[Figure content listings]
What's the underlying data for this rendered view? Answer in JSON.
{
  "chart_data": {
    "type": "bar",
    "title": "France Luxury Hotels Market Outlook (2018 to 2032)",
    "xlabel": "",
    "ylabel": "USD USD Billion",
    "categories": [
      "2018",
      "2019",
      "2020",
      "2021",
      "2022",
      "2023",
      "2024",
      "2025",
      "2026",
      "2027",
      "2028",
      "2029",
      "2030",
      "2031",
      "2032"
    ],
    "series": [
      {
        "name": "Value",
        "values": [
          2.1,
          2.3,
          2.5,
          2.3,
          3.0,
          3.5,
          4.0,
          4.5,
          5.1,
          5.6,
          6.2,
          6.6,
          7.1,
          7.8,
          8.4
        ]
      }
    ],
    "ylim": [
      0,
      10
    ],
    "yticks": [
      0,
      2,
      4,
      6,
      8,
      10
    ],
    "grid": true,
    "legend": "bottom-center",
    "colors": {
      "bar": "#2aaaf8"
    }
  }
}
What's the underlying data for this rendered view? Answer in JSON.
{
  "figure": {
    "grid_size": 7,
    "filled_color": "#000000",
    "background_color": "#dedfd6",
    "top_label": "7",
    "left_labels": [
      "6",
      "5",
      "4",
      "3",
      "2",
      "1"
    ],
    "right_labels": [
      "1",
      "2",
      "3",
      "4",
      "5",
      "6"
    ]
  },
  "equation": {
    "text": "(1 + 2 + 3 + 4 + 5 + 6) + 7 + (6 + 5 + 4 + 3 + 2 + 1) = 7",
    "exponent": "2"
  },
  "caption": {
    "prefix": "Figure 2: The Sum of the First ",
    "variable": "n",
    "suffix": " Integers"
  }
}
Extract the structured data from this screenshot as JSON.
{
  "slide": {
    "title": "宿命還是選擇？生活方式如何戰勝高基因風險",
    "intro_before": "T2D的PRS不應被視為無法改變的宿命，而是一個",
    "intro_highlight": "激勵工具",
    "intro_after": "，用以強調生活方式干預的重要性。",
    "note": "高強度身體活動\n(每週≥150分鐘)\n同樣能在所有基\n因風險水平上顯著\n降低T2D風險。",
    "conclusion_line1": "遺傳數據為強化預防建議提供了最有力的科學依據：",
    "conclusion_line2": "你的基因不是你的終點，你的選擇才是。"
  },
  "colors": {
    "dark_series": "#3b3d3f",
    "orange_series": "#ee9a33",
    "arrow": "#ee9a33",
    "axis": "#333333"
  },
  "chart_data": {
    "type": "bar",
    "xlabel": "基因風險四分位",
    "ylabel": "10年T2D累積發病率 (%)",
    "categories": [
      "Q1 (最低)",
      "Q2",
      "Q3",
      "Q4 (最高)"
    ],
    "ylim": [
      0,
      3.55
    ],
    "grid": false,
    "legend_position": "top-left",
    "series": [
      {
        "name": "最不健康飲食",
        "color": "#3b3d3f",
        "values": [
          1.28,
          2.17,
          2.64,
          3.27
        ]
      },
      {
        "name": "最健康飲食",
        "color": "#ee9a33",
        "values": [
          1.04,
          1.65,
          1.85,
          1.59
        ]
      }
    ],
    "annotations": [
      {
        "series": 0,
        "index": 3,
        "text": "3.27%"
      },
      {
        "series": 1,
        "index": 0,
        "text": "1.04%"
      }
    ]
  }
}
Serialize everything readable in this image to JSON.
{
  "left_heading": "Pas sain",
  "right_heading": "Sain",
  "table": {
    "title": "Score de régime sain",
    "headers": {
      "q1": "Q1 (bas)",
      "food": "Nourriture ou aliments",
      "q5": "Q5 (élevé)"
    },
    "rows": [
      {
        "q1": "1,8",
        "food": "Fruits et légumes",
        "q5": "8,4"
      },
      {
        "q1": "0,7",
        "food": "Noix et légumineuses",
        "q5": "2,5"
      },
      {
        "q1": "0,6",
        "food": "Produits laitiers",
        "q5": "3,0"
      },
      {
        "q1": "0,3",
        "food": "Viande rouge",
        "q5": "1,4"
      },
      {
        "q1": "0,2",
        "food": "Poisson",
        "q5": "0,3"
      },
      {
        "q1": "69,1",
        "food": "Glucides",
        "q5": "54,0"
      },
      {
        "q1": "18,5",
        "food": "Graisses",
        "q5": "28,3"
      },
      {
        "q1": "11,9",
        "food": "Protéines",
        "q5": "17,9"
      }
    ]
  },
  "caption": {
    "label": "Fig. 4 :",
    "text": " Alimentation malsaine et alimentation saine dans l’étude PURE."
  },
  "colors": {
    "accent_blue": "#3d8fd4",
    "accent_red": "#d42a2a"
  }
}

**SHORT EXERCISE**
Reproduce the complete data exactly as presented above.

**RESPONSE TO THE EXERCISE**
What's the underlying data for this rendered view? Answer in JSON.
{
  "chart_data": {
    "type": "bar",
    "title": "France Luxury Hotels Market Outlook (2018 to 2032)",
    "xlabel": "",
    "ylabel": "USD USD Billion",
    "categories": [
      "2018",
      "2019",
      "2020",
      "2021",
      "2022",
      "2023",
      "2024",
      "2025",
      "2026",
      "2027",
      "2028",
      "2029",
      "2030",
      "2031",
      "2032"
    ],
    "series": [
      {
        "name": "Value",
        "values": [
          2.1,
          2.3,
          2.5,
          2.3,
          3.0,
          3.5,
          4.0,
          4.5,
          5.1,
          5.6,
          6.2,
          6.6,
          7.1,
          7.8,
          8.4
        ]
      }
    ],
    "ylim": [
      0,
      10
    ],
    "yticks": [
      0,
      2,
      4,
      6,
      8,
      10
    ],
    "grid": true,
    "legend": "bottom-center",
    "colors": {
      "bar": "#2aaaf8"
    }
  }
}
What's the underlying data for this rendered view? Answer in JSON.
{
  "figure": {
    "grid_size": 7,
    "filled_color": "#000000",
    "background_color": "#dedfd6",
    "top_label": "7",
    "left_labels": [
      "6",
      "5",
      "4",
      "3",
      "2",
      "1"
    ],
    "right_labels": [
      "1",
      "2",
      "3",
      "4",
      "5",
      "6"
    ]
  },
  "equation": {
    "text": "(1 + 2 + 3 + 4 + 5 + 6) + 7 + (6 + 5 + 4 + 3 + 2 + 1) = 7",
    "exponent": "2"
  },
  "caption": {
    "prefix": "Figure 2: The Sum of the First ",
    "variable": "n",
    "suffix": " Integers"
  }
}
Extract the structured data from this screenshot as JSON.
{
  "slide": {
    "title": "宿命還是選擇？生活方式如何戰勝高基因風險",
    "intro_before": "T2D的PRS不應被視為無法改變的宿命，而是一個",
    "intro_highlight": "激勵工具",
    "intro_after": "，用以強調生活方式干預的重要性。",
    "note": "高強度身體活動\n(每週≥150分鐘)\n同樣能在所有基\n因風險水平上顯著\n降低T2D風險。",
    "conclusion_line1": "遺傳數據為強化預防建議提供了最有力的科學依據：",
    "conclusion_line2": "你的基因不是你的終點，你的選擇才是。"
  },
  "colors": {
    "dark_series": "#3b3d3f",
    "orange_series": "#ee9a33",
    "arrow": "#ee9a33",
    "axis": "#333333"
  },
  "chart_data": {
    "type": "bar",
    "xlabel": "基因風險四分位",
    "ylabel": "10年T2D累積發病率 (%)",
    "categories": [
      "Q1 (最低)",
      "Q2",
      "Q3",
      "Q4 (最高)"
    ],
    "ylim": [
      0,
      3.55
    ],
    "grid": false,
    "legend_position": "top-left",
    "series": [
      {
        "name": "最不健康飲食",
        "color": "#3b3d3f",
        "values": [
          1.28,
          2.17,
          2.64,
          3.27
        ]
      },
      {
        "name": "最健康飲食",
        "color": "#ee9a33",
        "values": [
          1.04,
          1.65,
          1.85,
          1.59
        ]
      }
    ],
    "annotations": [
      {
        "series": 0,
        "index": 3,
        "text": "3.27%"
      },
      {
        "series": 1,
        "index": 0,
        "text": "1.04%"
      }
    ]
  }
}
Serialize everything readable in this image to JSON.
{
  "left_heading": "Pas sain",
  "right_heading": "Sain",
  "table": {
    "title": "Score de régime sain",
    "headers": {
      "q1": "Q1 (bas)",
      "food": "Nourriture ou aliments",
      "q5": "Q5 (élevé)"
    },
    "rows": [
      {
        "q1": "1,8",
        "food": "Fruits et légumes",
        "q5": "8,4"
      },
      {
        "q1": "0,7",
        "food": "Noix et légumineuses",
        "q5": "2,5"
      },
      {
        "q1": "0,6",
        "food": "Produits laitiers",
        "q5": "3,0"
      },
      {
        "q1": "0,3",
        "food": "Viande rouge",
        "q5": "1,4"
      },
      {
        "q1": "0,2",
        "food": "Poisson",
        "q5": "0,3"
      },
      {
        "q1": "69,1",
        "food": "Glucides",
        "q5": "54,0"
      },
      {
        "q1": "18,5",
        "food": "Graisses",
        "q5": "28,3"
      },
      {
        "q1": "11,9",
        "food": "Protéines",
        "q5": "17,9"
      }
    ]
  },
  "caption": {
    "label": "Fig. 4 :",
    "text": " Alimentation malsaine et alimentation saine dans l’étude PURE."
  },
  "colors": {
    "accent_blue": "#3d8fd4",
    "accent_red": "#d42a2a"
  }
}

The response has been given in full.